▶ _EXERCISE GOAL_
Extract every line of the data below and reproduce each one word for word, leaving the pictures out of your answer.

▶ _RECORD LIST_
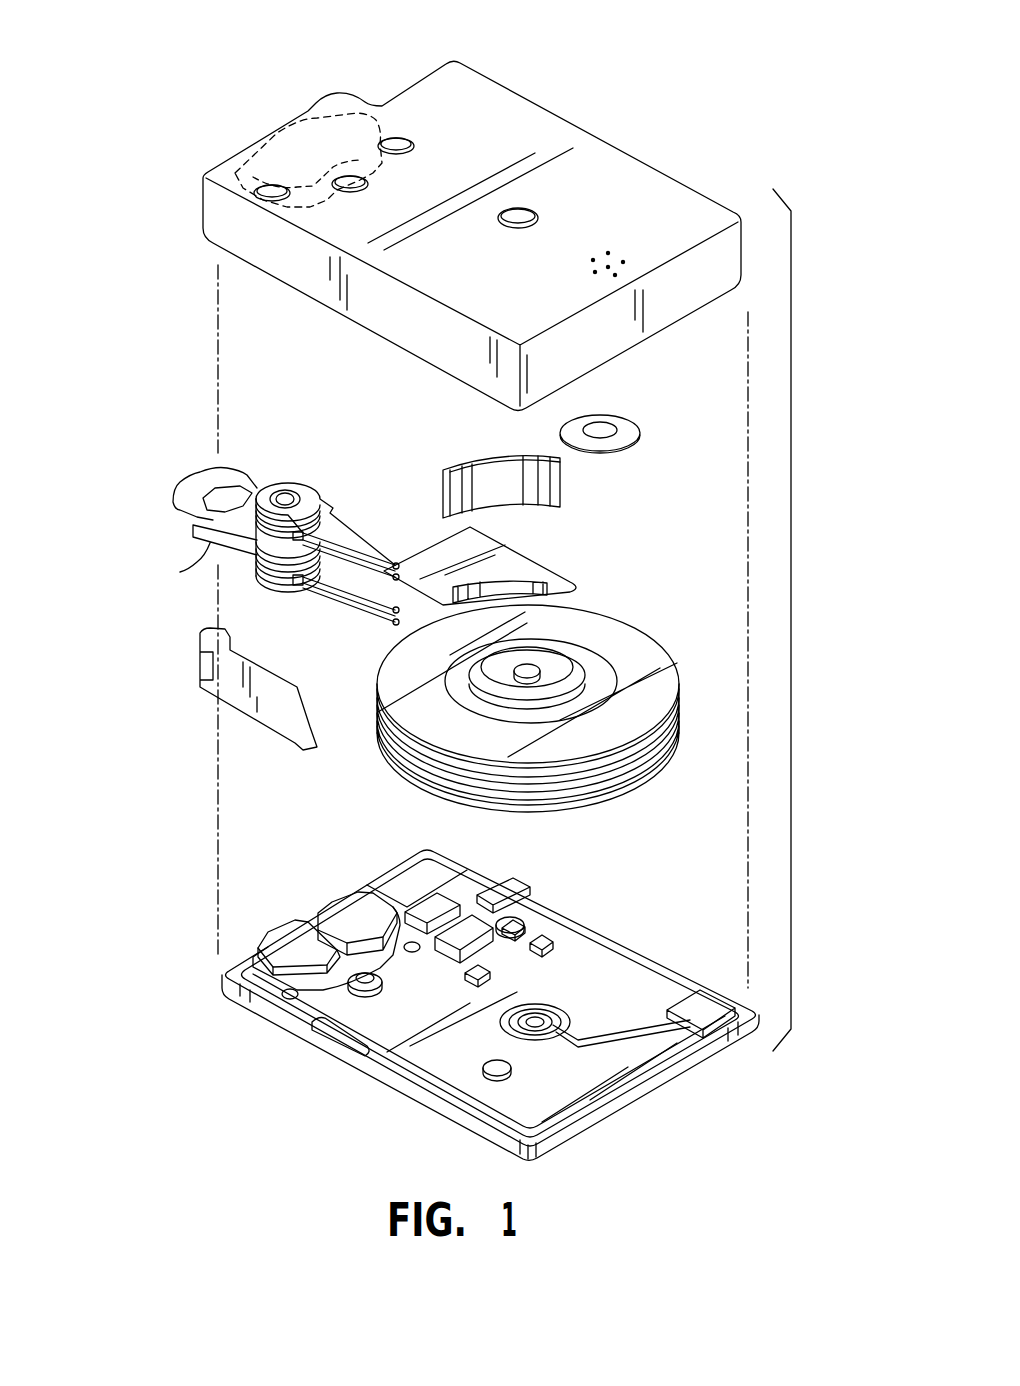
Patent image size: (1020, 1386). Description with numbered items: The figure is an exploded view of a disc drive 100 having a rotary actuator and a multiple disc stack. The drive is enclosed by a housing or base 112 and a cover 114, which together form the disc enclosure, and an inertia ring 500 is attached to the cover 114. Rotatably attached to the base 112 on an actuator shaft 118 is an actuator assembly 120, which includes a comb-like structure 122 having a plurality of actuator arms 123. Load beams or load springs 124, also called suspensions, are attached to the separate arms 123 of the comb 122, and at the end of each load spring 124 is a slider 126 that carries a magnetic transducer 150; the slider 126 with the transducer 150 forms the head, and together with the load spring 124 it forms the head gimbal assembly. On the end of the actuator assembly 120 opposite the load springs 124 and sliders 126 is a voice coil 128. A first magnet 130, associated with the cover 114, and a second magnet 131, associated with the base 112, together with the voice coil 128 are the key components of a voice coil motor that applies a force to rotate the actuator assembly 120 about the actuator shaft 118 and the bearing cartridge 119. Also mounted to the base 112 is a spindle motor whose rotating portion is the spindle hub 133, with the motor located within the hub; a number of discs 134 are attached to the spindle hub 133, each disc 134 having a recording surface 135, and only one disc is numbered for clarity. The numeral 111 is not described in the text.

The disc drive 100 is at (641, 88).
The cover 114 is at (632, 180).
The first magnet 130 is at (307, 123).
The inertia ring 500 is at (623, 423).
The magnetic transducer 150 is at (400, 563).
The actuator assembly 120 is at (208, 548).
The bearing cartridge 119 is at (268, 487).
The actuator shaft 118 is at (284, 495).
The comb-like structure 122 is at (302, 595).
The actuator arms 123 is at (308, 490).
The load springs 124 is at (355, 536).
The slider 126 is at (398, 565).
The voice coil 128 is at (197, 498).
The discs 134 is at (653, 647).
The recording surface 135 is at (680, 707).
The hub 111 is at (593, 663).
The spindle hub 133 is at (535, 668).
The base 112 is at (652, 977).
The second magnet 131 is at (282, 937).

▶ _REPLY TO THE TASK_
Patent image size: (1020, 1386). Description with numbered items: The figure is an exploded view of a disc drive 100 having a rotary actuator and a multiple disc stack. The drive is enclosed by a housing or base 112 and a cover 114, which together form the disc enclosure, and an inertia ring 500 is attached to the cover 114. Rotatably attached to the base 112 on an actuator shaft 118 is an actuator assembly 120, which includes a comb-like structure 122 having a plurality of actuator arms 123. Load beams or load springs 124, also called suspensions, are attached to the separate arms 123 of the comb 122, and at the end of each load spring 124 is a slider 126 that carries a magnetic transducer 150; the slider 126 with the transducer 150 forms the head, and together with the load spring 124 it forms the head gimbal assembly. On the end of the actuator assembly 120 opposite the load springs 124 and sliders 126 is a voice coil 128. A first magnet 130, associated with the cover 114, and a second magnet 131, associated with the base 112, together with the voice coil 128 are the key components of a voice coil motor that applies a force to rotate the actuator assembly 120 about the actuator shaft 118 and the bearing cartridge 119. Also mounted to the base 112 is a spindle motor whose rotating portion is the spindle hub 133, with the motor located within the hub; a number of discs 134 are attached to the spindle hub 133, each disc 134 having a recording surface 135, and only one disc is numbered for clarity. The numeral 111 is not described in the text.

The disc drive 100 is at (641, 88).
The cover 114 is at (632, 180).
The first magnet 130 is at (307, 123).
The inertia ring 500 is at (623, 423).
The magnetic transducer 150 is at (400, 563).
The actuator assembly 120 is at (208, 548).
The bearing cartridge 119 is at (268, 487).
The actuator shaft 118 is at (284, 495).
The comb-like structure 122 is at (302, 595).
The actuator arms 123 is at (308, 490).
The load springs 124 is at (355, 536).
The slider 126 is at (398, 565).
The voice coil 128 is at (197, 498).
The discs 134 is at (653, 647).
The recording surface 135 is at (680, 707).
The hub 111 is at (593, 663).
The spindle hub 133 is at (535, 668).
The base 112 is at (652, 977).
The second magnet 131 is at (282, 937).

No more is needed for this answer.